What is needed: The entries below contain pictures. Retype everything except those pictures, exactly as given.

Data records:
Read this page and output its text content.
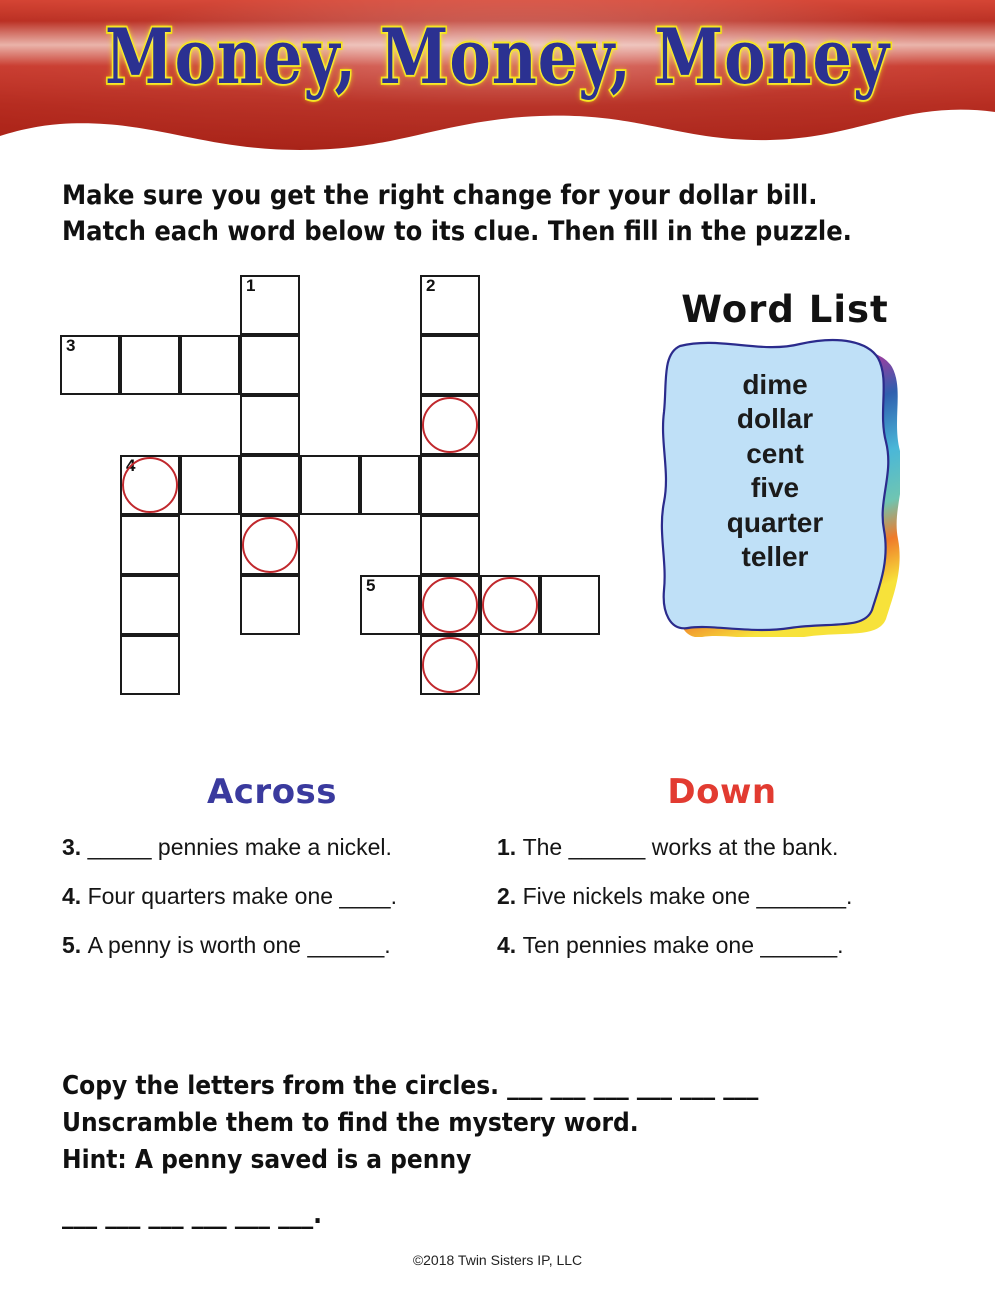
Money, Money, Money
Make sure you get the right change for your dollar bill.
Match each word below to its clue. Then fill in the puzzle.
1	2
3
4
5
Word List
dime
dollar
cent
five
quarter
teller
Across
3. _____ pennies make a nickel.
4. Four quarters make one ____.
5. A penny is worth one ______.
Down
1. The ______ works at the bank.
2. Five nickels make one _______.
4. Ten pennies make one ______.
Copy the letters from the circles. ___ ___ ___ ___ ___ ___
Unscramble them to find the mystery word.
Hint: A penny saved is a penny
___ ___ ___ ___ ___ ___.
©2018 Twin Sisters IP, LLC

Answer to the task:
Read this page and output its text content.
Money, Money, Money
Make sure you get the right change for your dollar bill.
Match each word below to its clue. Then fill in the puzzle.
1	2
3
4
5
Word List
dime
dollar
cent
five
quarter
teller
Across
3. _____ pennies make a nickel.
4. Four quarters make one ____.
5. A penny is worth one ______.
Down
1. The ______ works at the bank.
2. Five nickels make one _______.
4. Ten pennies make one ______.
Copy the letters from the circles. ___ ___ ___ ___ ___ ___
Unscramble them to find the mystery word.
Hint: A penny saved is a penny
___ ___ ___ ___ ___ ___.
©2018 Twin Sisters IP, LLC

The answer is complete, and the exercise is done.